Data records

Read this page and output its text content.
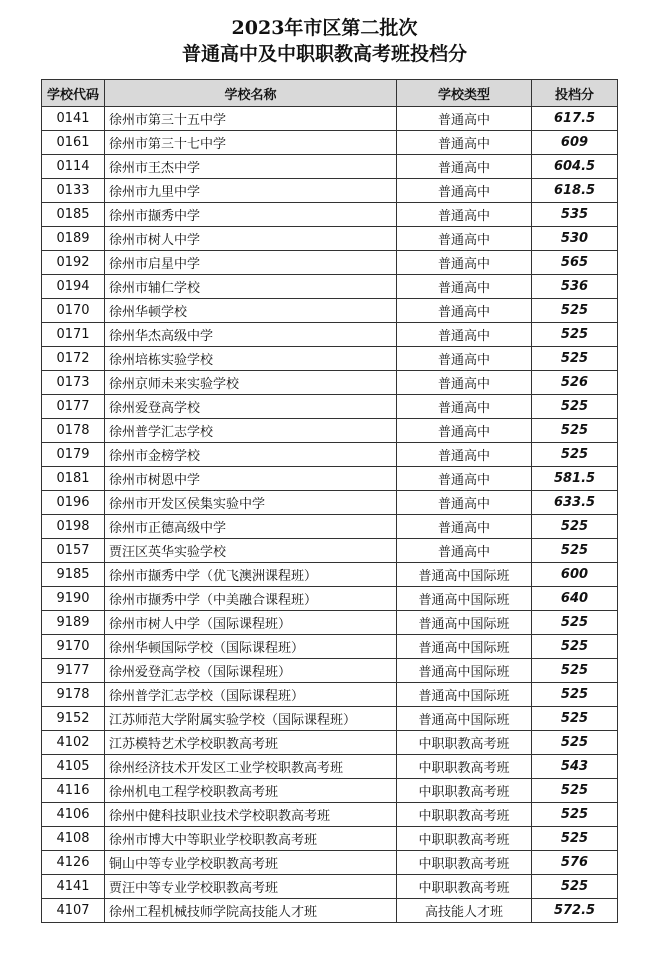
2023年市区第二批次
普通高中及中职职教高考班投档分
学校代码	学校名称	学校类型	投档分
0141	徐州市第三十五中学	普通高中	617.5
0161	徐州市第三十七中学	普通高中	609
0114	徐州市王杰中学	普通高中	604.5
0133	徐州市九里中学	普通高中	618.5
0185	徐州市撷秀中学	普通高中	535
0189	徐州市树人中学	普通高中	530
0192	徐州市启星中学	普通高中	565
0194	徐州市辅仁学校	普通高中	536
0170	徐州华顿学校	普通高中	525
0171	徐州华杰高级中学	普通高中	525
0172	徐州培栋实验学校	普通高中	525
0173	徐州京师未来实验学校	普通高中	526
0177	徐州爱登高学校	普通高中	525
0178	徐州普学汇志学校	普通高中	525
0179	徐州市金榜学校	普通高中	525
0181	徐州市树恩中学	普通高中	581.5
0196	徐州市开发区侯集实验中学	普通高中	633.5
0198	徐州市正德高级中学	普通高中	525
0157	贾汪区英华实验学校	普通高中	525
9185	徐州市撷秀中学（优飞澳洲课程班）	普通高中国际班	600
9190	徐州市撷秀中学（中美融合课程班）	普通高中国际班	640
9189	徐州市树人中学（国际课程班）	普通高中国际班	525
9170	徐州华顿国际学校（国际课程班）	普通高中国际班	525
9177	徐州爱登高学校（国际课程班）	普通高中国际班	525
9178	徐州普学汇志学校（国际课程班）	普通高中国际班	525
9152	江苏师范大学附属实验学校（国际课程班）	普通高中国际班	525
4102	江苏模特艺术学校职教高考班	中职职教高考班	525
4105	徐州经济技术开发区工业学校职教高考班	中职职教高考班	543
4116	徐州机电工程学校职教高考班	中职职教高考班	525
4106	徐州中健科技职业技术学校职教高考班	中职职教高考班	525
4108	徐州市博大中等职业学校职教高考班	中职职教高考班	525
4126	铜山中等专业学校职教高考班	中职职教高考班	576
4141	贾汪中等专业学校职教高考班	中职职教高考班	525
4107	徐州工程机械技师学院高技能人才班	高技能人才班	572.5
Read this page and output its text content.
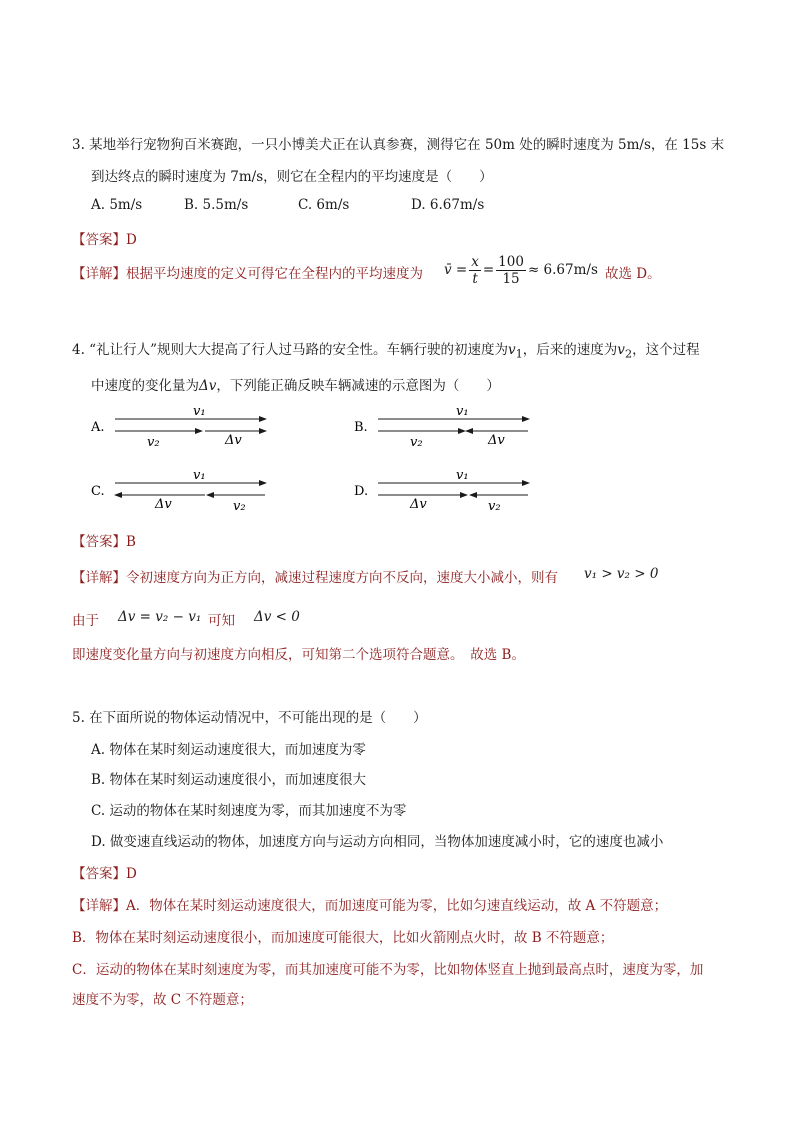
3. 某地举行宠物狗百米赛跑，一只小博美犬正在认真参赛，测得它在 50m 处的瞬时速度为 5m/s，在 15s 末
到达终点的瞬时速度为 7m/s，则它在全程内的平均速度是（　　）
A. 5m/s	B. 5.5m/s	C. 6m/s	D. 6.67m/s
【答案】D
【详解】根据平均速度的定义可得它在全程内的平均速度为 v̄ = $\frac{x}{t} = \frac{100}{15} \approx 6.67m/s$ 故选 D。
4. “礼让行人”规则大大提高了行人过马路的安全性。车辆行驶的初速度为$v_1$，后来的速度为$v_2$，这个过程
中速度的变化量为Δv，下列能正确反映车辆减速的示意图为（　　）
A.
v₁
v₂	Δv
B.
v₁
v₂	Δv
C.
v₁
Δv	v₂
D.
v₁
Δv	v₂
【答案】B
【详解】令初速度方向为正方向，减速过程速度方向不反向，速度大小减小，则有 v₁ > v₂ > 0
由于 Δv = v₂ − v₁ 可知 Δv < 0
即速度变化量方向与初速度方向相反，可知第二个选项符合题意。　故选 B。
5. 在下面所说的物体运动情况中，不可能出现的是（　　）
A. 物体在某时刻运动速度很大，而加速度为零
B. 物体在某时刻运动速度很小，而加速度很大
C. 运动的物体在某时刻速度为零，而其加速度不为零
D. 做变速直线运动的物体，加速度方向与运动方向相同，当物体加速度减小时，它的速度也减小
【答案】D
【详解】A．物体在某时刻运动速度很大，而加速度可能为零，比如匀速直线运动，故 A 不符题意；
B．物体在某时刻运动速度很小，而加速度可能很大，比如火箭刚点火时，故 B 不符题意；
C．运动的物体在某时刻速度为零，而其加速度可能不为零，比如物体竖直上抛到最高点时，速度为零，加
速度不为零，故 C 不符题意；
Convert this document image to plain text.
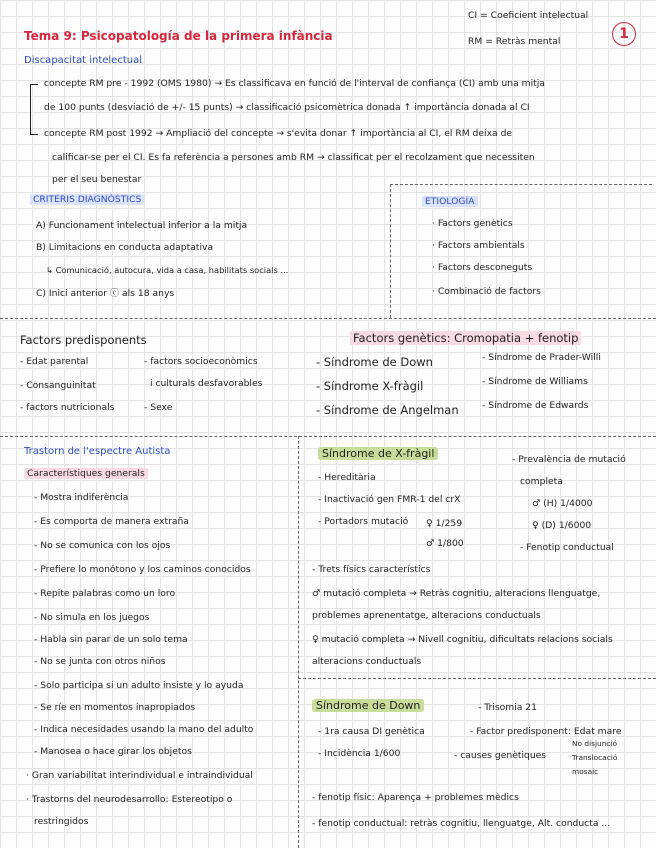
Tema 9: Psicopatología de la primera infància
CI = Coeficient intelectual
RM = Retràs mental	1
Discapacitat intelectual
concepte RM pre - 1992 (OMS 1980) → Es classificava en funció de l'interval de confiança (CI) amb una mitja
de 100 punts (desviació de +/- 15 punts) → classificació psicomètrica donada ↑ importància donada al CI
concepte RM post 1992 → Ampliació del concepte → s'evita donar ↑ importància al CI, el RM deixa de
calificar-se per el CI. Es fa referència a persones amb RM → classificat per el recolzament que necessiten
per el seu benestar
CRITERIS DIAGNÒSTICS
A) Funcionament intelectual inferior a la mitja
B) Limitacions en conducta adaptativa
↳ Comunicació, autocura, vida a casa, habilitats socials ...
C) Inici anterior ⓒ als 18 anys
ETIOLOGÍA
· Factors genètics
· Factors ambientals
· Factors desconeguts
· Combinació de factors
Factors predisponents
- Edat parental
- Consanguinitat
- factors nutricionals
- factors socioeconòmics
i culturals desfavorables
- Sexe
Factors genètics: Cromopatia + fenotip
- Síndrome de Down
- Síndrome X-fràgil
- Síndrome de Angelman
- Síndrome de Prader-Willi
- Síndrome de Williams
- Síndrome de Edwards
Trastorn de l'espectre Autista
Característiques generals
- Mostra indiferència
- Es comporta de manera extraña
- No se comunica con los ojos
- Prefiere lo monótono y los caminos conocidos
- Repite palabras como un loro
- No simula en los juegos
- Habla sin parar de un solo tema
- No se junta con otros niños
- Solo participa si un adulto insiste y lo ayuda
- Se ríe en momentos inapropiados
- Indica necesidades usando la mano del adulto
- Manosea o hace girar los objetos
· Gran variabilitat interindividual e intraindividual
· Trastorns del neurodesarrollo: Estereotipo o
restringidos
Síndrome de X-fràgil
- Hereditària
- Inactivació gen FMR-1 del crX
- Portadors mutació ♀ 1/259
♂ 1/800
- Prevalència de mutació
completa
♂ (H) 1/4000
♀ (D) 1/6000
- Fenotip conductual
- Trets físics característics
♂ mutació completa → Retràs cognitiu, alteracions llenguatge,
problemes aprenentatge, alteracions conductuals
♀ mutació completa → Nivell cognitiu, dificultats relacions socials
alteracions conductuals
Síndrome de Down	- Trisomia 21
- 1ra causa DI genètica	- Factor predisponent: Edat mare
- Incidència 1/600	- causes genètiques
No disjunció
Translocació
mosaic
- fenotip físic: Aparença + problemes mèdics
- fenotip conductual: retràs cognitiu, llenguatge, Alt. conducta ...
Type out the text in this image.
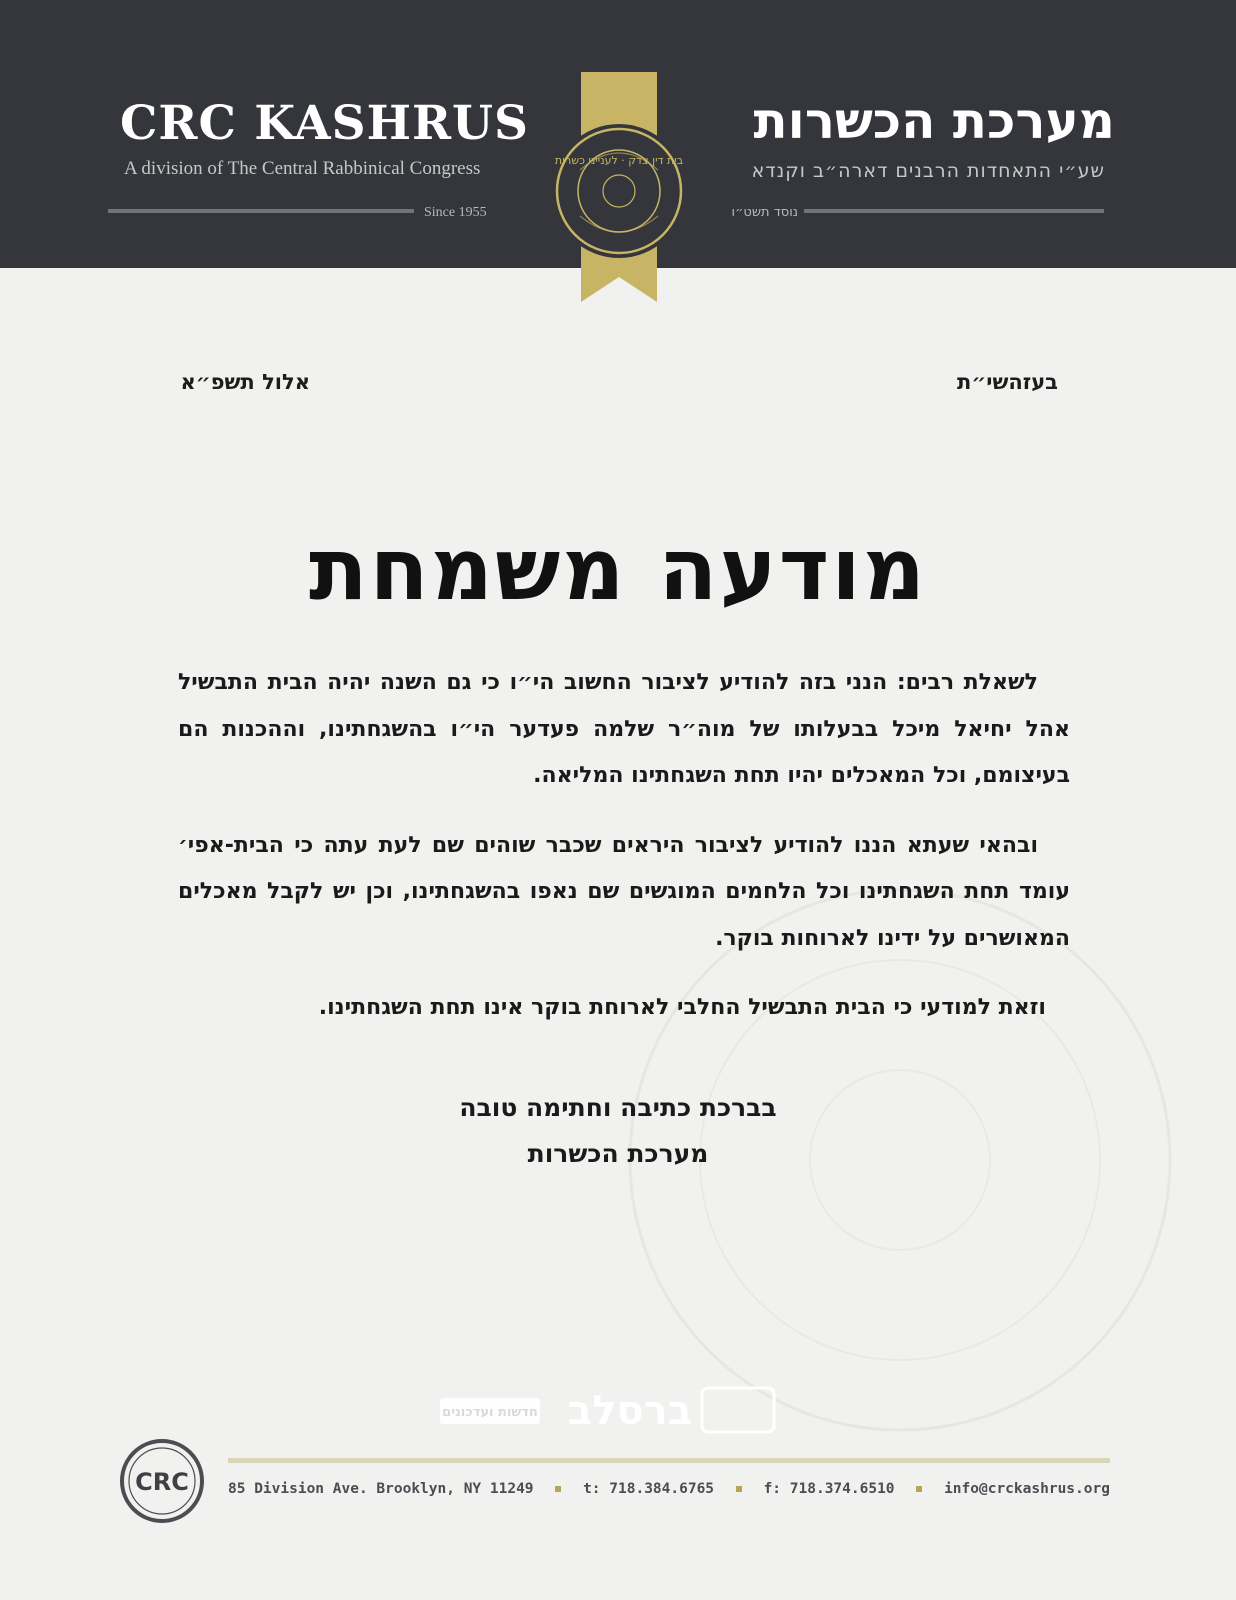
CRC KASHRUS
A division of The Central Rabbinical Congress
Since 1955
מערכת הכשרות
שע״י התאחדות הרבנים דארה״ב וקנדא
נוסד תשט״ו
בית דין צדק · לענייני כשרות
בעזהשי״ת
אלול תשפ״א
מודעה משמחת

לשאלת רבים: הנני בזה להודיע לציבור החשוב הי״ו כי גם השנה יהיה הבית התבשיל אהל יחיאל מיכל בבעלותו של מוה״ר שלמה פעדער הי״ו בהשגחתינו, וההכנות הם בעיצומם, וכל המאכלים יהיו תחת השגחתינו המליאה.

ובהאי שעתא הננו להודיע לציבור היראים שכבר שוהים שם לעת עתה כי הבית-אפי׳ עומד תחת השגחתינו וכל הלחמים המוגשים שם נאפו בהשגחתינו, וכן יש לקבל מאכלים המאושרים על ידינו לארוחות בוקר.

וזאת למודעי כי הבית התבשיל החלבי לארוחת בוקר אינו תחת השגחתינו.

בברכת כתיבה וחתימה טובה
מערכת הכשרות
ברסלב
חדשות ועדכונים
CRC	85 Division Ave. Brooklyn, NY 11249	t: 718.384.6765	f: 718.374.6510	info@crckashrus.org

§ Do this
Copy the whole of the material above exactly, but not its images.

§ Exercise solution
Read this page and output its text content.
2023年市区第二批次
普通高中及中职职教高考班投档分
学校代码	学校名称	学校类型	投档分
0141	徐州市第三十五中学	普通高中	617.5
0161	徐州市第三十七中学	普通高中	609
0114	徐州市王杰中学	普通高中	604.5
0133	徐州市九里中学	普通高中	618.5
0185	徐州市撷秀中学	普通高中	535
0189	徐州市树人中学	普通高中	530
0192	徐州市启星中学	普通高中	565
0194	徐州市辅仁学校	普通高中	536
0170	徐州华顿学校	普通高中	525
0171	徐州华杰高级中学	普通高中	525
0172	徐州培栋实验学校	普通高中	525
0173	徐州京师未来实验学校	普通高中	526
0177	徐州爱登高学校	普通高中	525
0178	徐州普学汇志学校	普通高中	525
0179	徐州市金榜学校	普通高中	525
0181	徐州市树恩中学	普通高中	581.5
0196	徐州市开发区侯集实验中学	普通高中	633.5
0198	徐州市正德高级中学	普通高中	525
0157	贾汪区英华实验学校	普通高中	525
9185	徐州市撷秀中学（优飞澳洲课程班）	普通高中国际班	600
9190	徐州市撷秀中学（中美融合课程班）	普通高中国际班	640
9189	徐州市树人中学（国际课程班）	普通高中国际班	525
9170	徐州华顿国际学校（国际课程班）	普通高中国际班	525
9177	徐州爱登高学校（国际课程班）	普通高中国际班	525
9178	徐州普学汇志学校（国际课程班）	普通高中国际班	525
9152	江苏师范大学附属实验学校（国际课程班）	普通高中国际班	525
4102	江苏模特艺术学校职教高考班	中职职教高考班	525
4105	徐州经济技术开发区工业学校职教高考班	中职职教高考班	543
4116	徐州机电工程学校职教高考班	中职职教高考班	525
4106	徐州中健科技职业技术学校职教高考班	中职职教高考班	525
4108	徐州市博大中等职业学校职教高考班	中职职教高考班	525
4126	铜山中等专业学校职教高考班	中职职教高考班	576
4141	贾汪中等专业学校职教高考班	中职职教高考班	525
4107	徐州工程机械技师学院高技能人才班	高技能人才班	572.5
Read this page and output its text content.
3. 某地举行宠物狗百米赛跑，一只小博美犬正在认真参赛，测得它在 50m 处的瞬时速度为 5m/s，在 15s 末
到达终点的瞬时速度为 7m/s，则它在全程内的平均速度是（　　）
A. 5m/s	B. 5.5m/s	C. 6m/s	D. 6.67m/s
【答案】D
【详解】根据平均速度的定义可得它在全程内的平均速度为 v̄ = $\frac{x}{t} = \frac{100}{15} \approx 6.67m/s$ 故选 D。
4. “礼让行人”规则大大提高了行人过马路的安全性。车辆行驶的初速度为$v_1$，后来的速度为$v_2$，这个过程
中速度的变化量为Δv，下列能正确反映车辆减速的示意图为（　　）
A.
v₁
v₂	Δv
B.
v₁
v₂	Δv
C.
v₁
Δv	v₂
D.
v₁
Δv	v₂
【答案】B
【详解】令初速度方向为正方向，减速过程速度方向不反向，速度大小减小，则有 v₁ > v₂ > 0
由于 Δv = v₂ − v₁ 可知 Δv < 0
即速度变化量方向与初速度方向相反，可知第二个选项符合题意。　故选 B。
5. 在下面所说的物体运动情况中，不可能出现的是（　　）
A. 物体在某时刻运动速度很大，而加速度为零
B. 物体在某时刻运动速度很小，而加速度很大
C. 运动的物体在某时刻速度为零，而其加速度不为零
D. 做变速直线运动的物体，加速度方向与运动方向相同，当物体加速度减小时，它的速度也减小
【答案】D
【详解】A．物体在某时刻运动速度很大，而加速度可能为零，比如匀速直线运动，故 A 不符题意；
B．物体在某时刻运动速度很小，而加速度可能很大，比如火箭刚点火时，故 B 不符题意；
C．运动的物体在某时刻速度为零，而其加速度可能不为零，比如物体竖直上抛到最高点时，速度为零，加
速度不为零，故 C 不符题意；
Convert this document image to plain text.
Tema 9: Psicopatología de la primera infància
CI = Coeficient intelectual
RM = Retràs mental	1
Discapacitat intelectual
concepte RM pre - 1992 (OMS 1980) → Es classificava en funció de l'interval de confiança (CI) amb una mitja
de 100 punts (desviació de +/- 15 punts) → classificació psicomètrica donada ↑ importància donada al CI
concepte RM post 1992 → Ampliació del concepte → s'evita donar ↑ importància al CI, el RM deixa de
calificar-se per el CI. Es fa referència a persones amb RM → classificat per el recolzament que necessiten
per el seu benestar
CRITERIS DIAGNÒSTICS
A) Funcionament intelectual inferior a la mitja
B) Limitacions en conducta adaptativa
↳ Comunicació, autocura, vida a casa, habilitats socials ...
C) Inici anterior ⓒ als 18 anys
ETIOLOGÍA
· Factors genètics
· Factors ambientals
· Factors desconeguts
· Combinació de factors
Factors predisponents
- Edat parental
- Consanguinitat
- factors nutricionals
- factors socioeconòmics
i culturals desfavorables
- Sexe
Factors genètics: Cromopatia + fenotip
- Síndrome de Down
- Síndrome X-fràgil
- Síndrome de Angelman
- Síndrome de Prader-Willi
- Síndrome de Williams
- Síndrome de Edwards
Trastorn de l'espectre Autista
Característiques generals
- Mostra indiferència
- Es comporta de manera extraña
- No se comunica con los ojos
- Prefiere lo monótono y los caminos conocidos
- Repite palabras como un loro
- No simula en los juegos
- Habla sin parar de un solo tema
- No se junta con otros niños
- Solo participa si un adulto insiste y lo ayuda
- Se ríe en momentos inapropiados
- Indica necesidades usando la mano del adulto
- Manosea o hace girar los objetos
· Gran variabilitat interindividual e intraindividual
· Trastorns del neurodesarrollo: Estereotipo o
restringidos
Síndrome de X-fràgil
- Hereditària
- Inactivació gen FMR-1 del crX
- Portadors mutació ♀ 1/259
♂ 1/800
- Prevalència de mutació
completa
♂ (H) 1/4000
♀ (D) 1/6000
- Fenotip conductual
- Trets físics característics
♂ mutació completa → Retràs cognitiu, alteracions llenguatge,
problemes aprenentatge, alteracions conductuals
♀ mutació completa → Nivell cognitiu, dificultats relacions socials
alteracions conductuals
Síndrome de Down	- Trisomia 21
- 1ra causa DI genètica	- Factor predisponent: Edat mare
- Incidència 1/600	- causes genètiques
No disjunció
Translocació
mosaic
- fenotip físic: Aparença + problemes mèdics
- fenotip conductual: retràs cognitiu, llenguatge, Alt. conducta ...
Type out the text in this image.
CRC KASHRUS
A division of The Central Rabbinical Congress
Since 1955
מערכת הכשרות
שע״י התאחדות הרבנים דארה״ב וקנדא
נוסד תשט״ו
בית דין צדק · לענייני כשרות
בעזהשי״ת
אלול תשפ״א
מודעה משמחת

לשאלת רבים: הנני בזה להודיע לציבור החשוב הי״ו כי גם השנה יהיה הבית התבשיל אהל יחיאל מיכל בבעלותו של מוה״ר שלמה פעדער הי״ו בהשגחתינו, וההכנות הם בעיצומם, וכל המאכלים יהיו תחת השגחתינו המליאה.

ובהאי שעתא הננו להודיע לציבור היראים שכבר שוהים שם לעת עתה כי הבית-אפי׳ עומד תחת השגחתינו וכל הלחמים המוגשים שם נאפו בהשגחתינו, וכן יש לקבל מאכלים המאושרים על ידינו לארוחות בוקר.

וזאת למודעי כי הבית התבשיל החלבי לארוחת בוקר אינו תחת השגחתינו.

בברכת כתיבה וחתימה טובה
מערכת הכשרות
ברסלב
חדשות ועדכונים
CRC	85 Division Ave. Brooklyn, NY 11249	t: 718.384.6765	f: 718.374.6510	info@crckashrus.org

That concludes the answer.